SHORT EXERCISE:
Quote the listing below in its entirety, omitting every image.

══════════════════════════════

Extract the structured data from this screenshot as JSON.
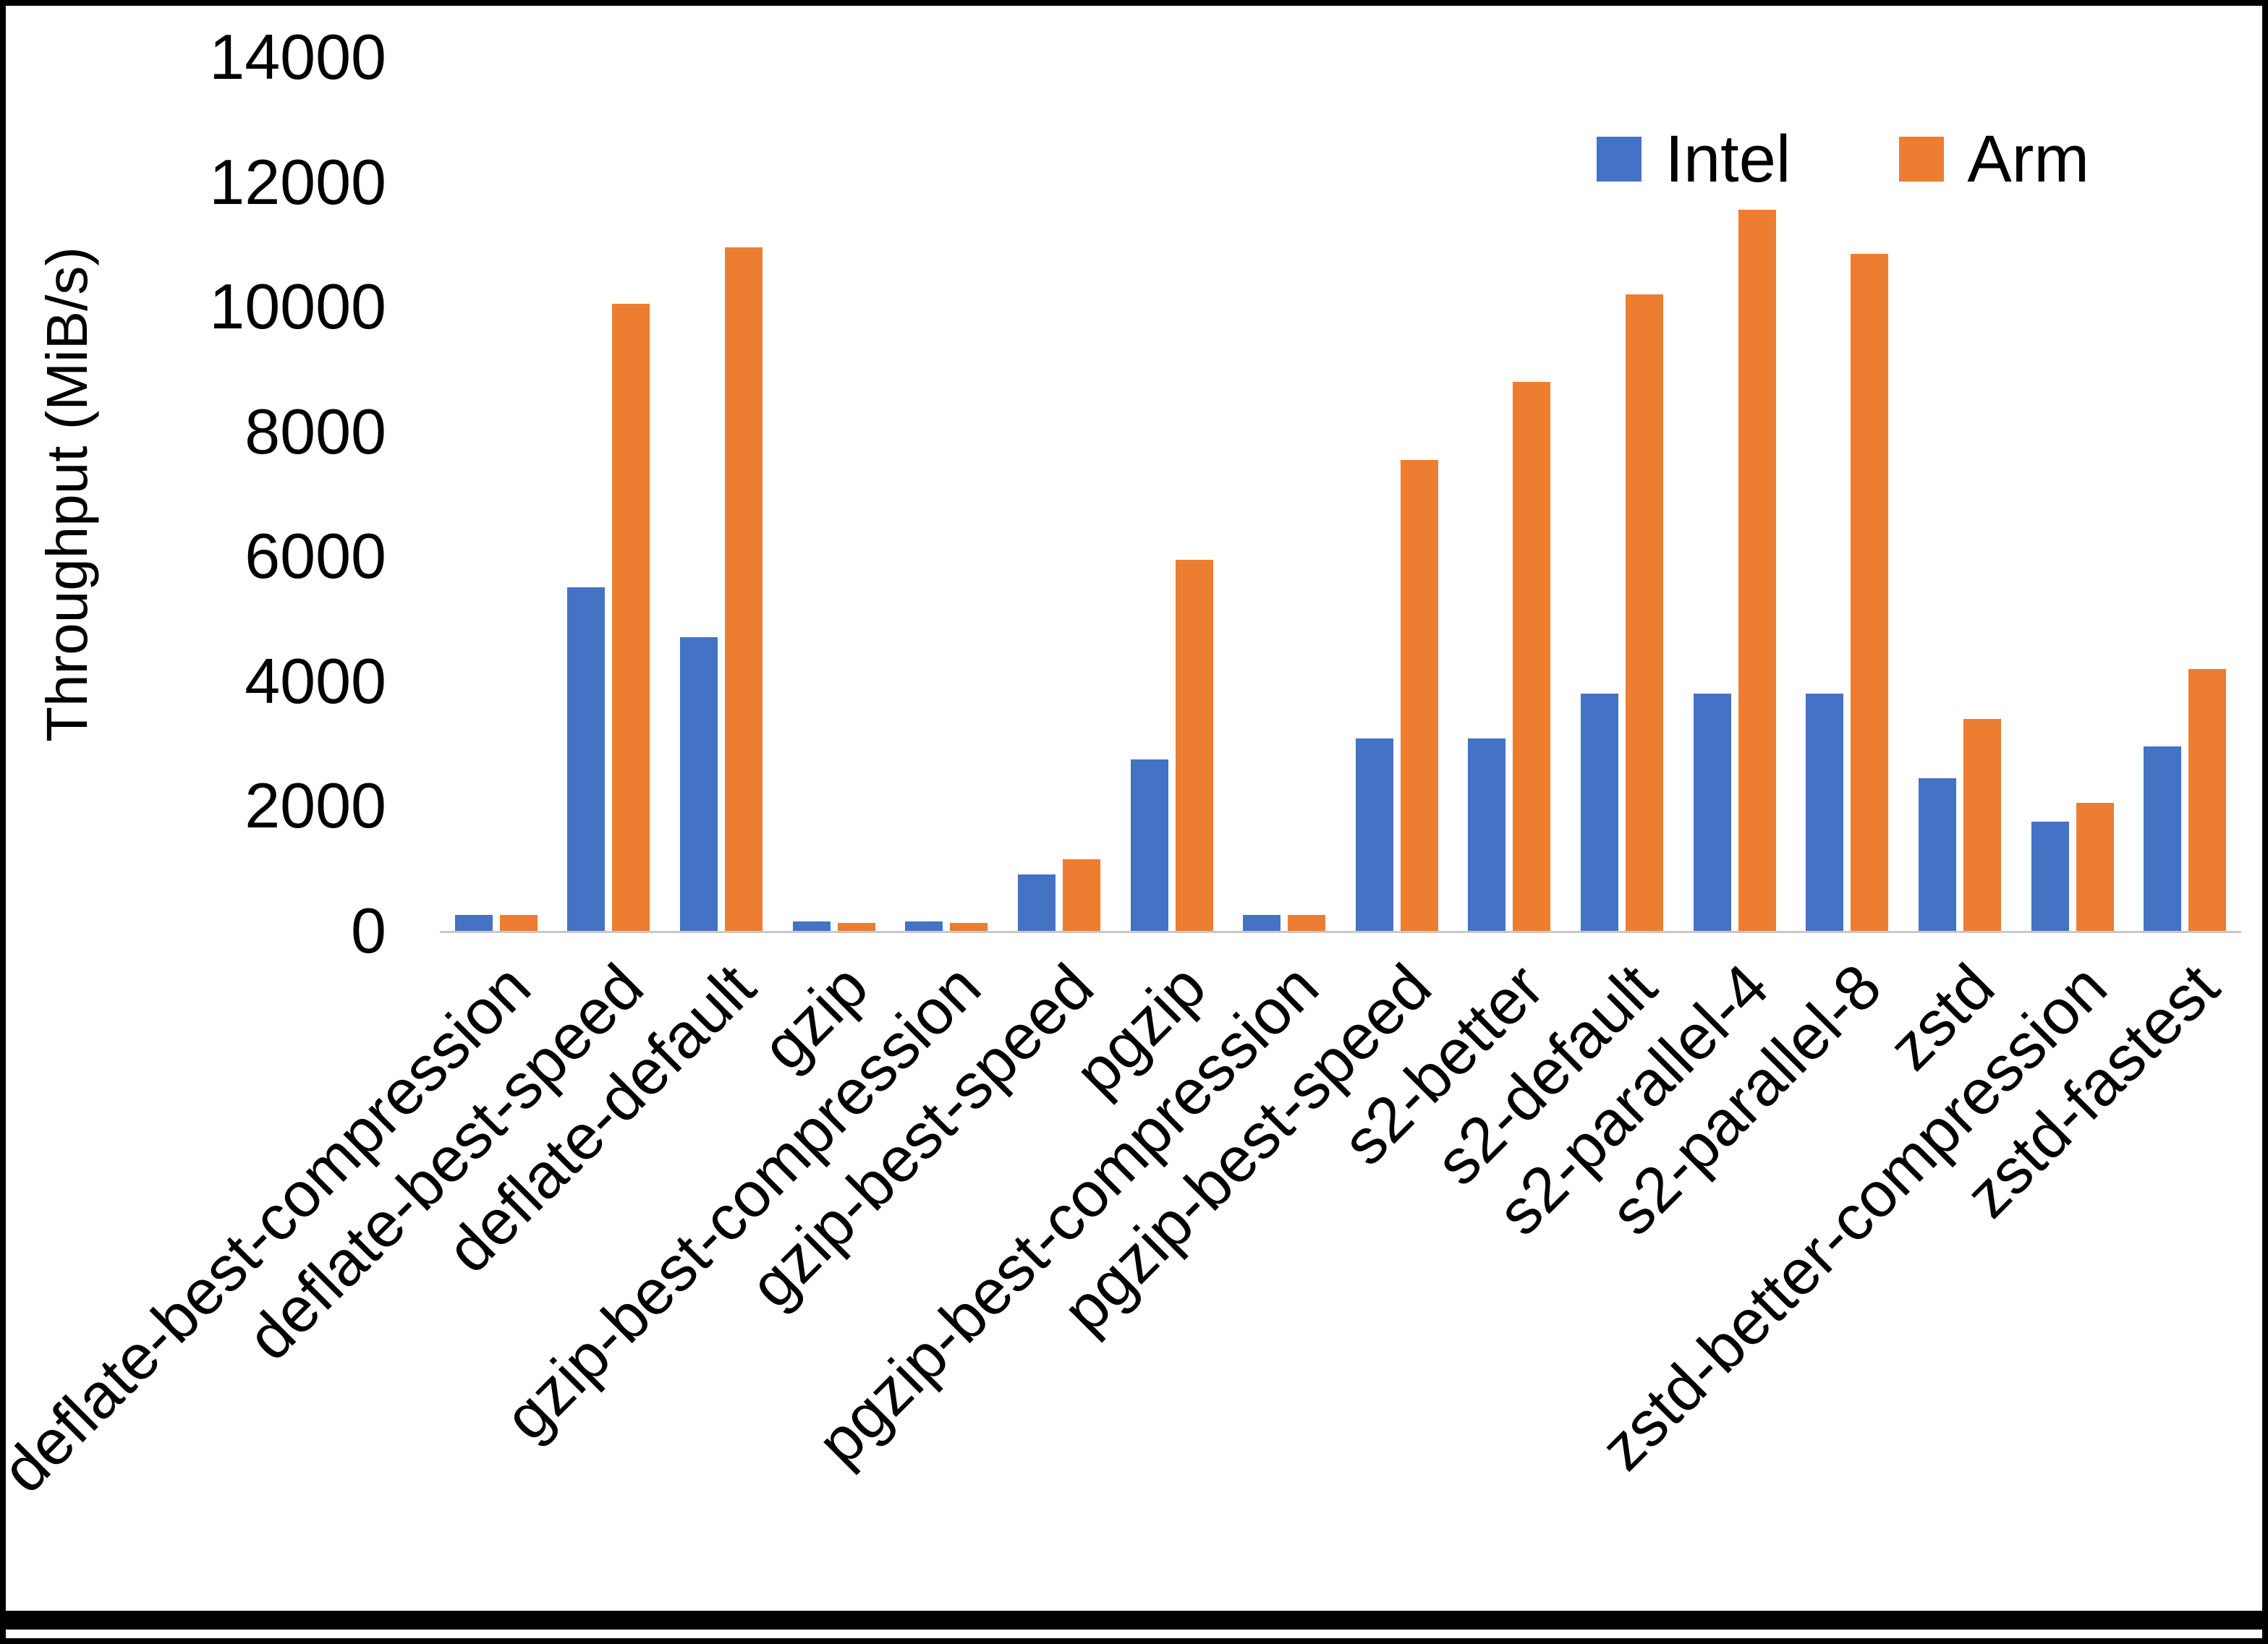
{
  "chart_data": {
    "type": "bar",
    "title": "",
    "xlabel": "",
    "ylabel": "Throughput (MiB/s)",
    "ylim": [
      0,
      14000
    ],
    "yticks": [
      0,
      2000,
      4000,
      6000,
      8000,
      10000,
      12000,
      14000
    ],
    "grid": false,
    "legend_position": "top-right",
    "categories": [
      "deflate-best-compression",
      "deflate-best-speed",
      "deflate-default",
      "gzip",
      "gzip-best-compression",
      "gzip-best-speed",
      "pgzip",
      "pgzip-best-compression",
      "pgzip-best-speed",
      "s2-better",
      "s2-default",
      "s2-parallel-4",
      "s2-parallel-8",
      "zstd",
      "zstd-better-compression",
      "zstd-fastest"
    ],
    "series": [
      {
        "name": "Intel",
        "color": "#4472C4",
        "values": [
          260,
          5500,
          4700,
          150,
          150,
          900,
          2750,
          250,
          3080,
          3080,
          3800,
          3800,
          3800,
          2450,
          1750,
          2950
        ]
      },
      {
        "name": "Arm",
        "color": "#ED7D31",
        "values": [
          250,
          10050,
          10950,
          130,
          130,
          1150,
          5950,
          260,
          7550,
          8800,
          10200,
          11550,
          10850,
          3400,
          2050,
          4200
        ]
      }
    ]
  }
}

══════════════════════════════

THE ANSWER:
Extract the structured data from this screenshot as JSON.
{
  "chart_data": {
    "type": "bar",
    "title": "",
    "xlabel": "",
    "ylabel": "Throughput (MiB/s)",
    "ylim": [
      0,
      14000
    ],
    "yticks": [
      0,
      2000,
      4000,
      6000,
      8000,
      10000,
      12000,
      14000
    ],
    "grid": false,
    "legend_position": "top-right",
    "categories": [
      "deflate-best-compression",
      "deflate-best-speed",
      "deflate-default",
      "gzip",
      "gzip-best-compression",
      "gzip-best-speed",
      "pgzip",
      "pgzip-best-compression",
      "pgzip-best-speed",
      "s2-better",
      "s2-default",
      "s2-parallel-4",
      "s2-parallel-8",
      "zstd",
      "zstd-better-compression",
      "zstd-fastest"
    ],
    "series": [
      {
        "name": "Intel",
        "color": "#4472C4",
        "values": [
          260,
          5500,
          4700,
          150,
          150,
          900,
          2750,
          250,
          3080,
          3080,
          3800,
          3800,
          3800,
          2450,
          1750,
          2950
        ]
      },
      {
        "name": "Arm",
        "color": "#ED7D31",
        "values": [
          250,
          10050,
          10950,
          130,
          130,
          1150,
          5950,
          260,
          7550,
          8800,
          10200,
          11550,
          10850,
          3400,
          2050,
          4200
        ]
      }
    ]
  }
}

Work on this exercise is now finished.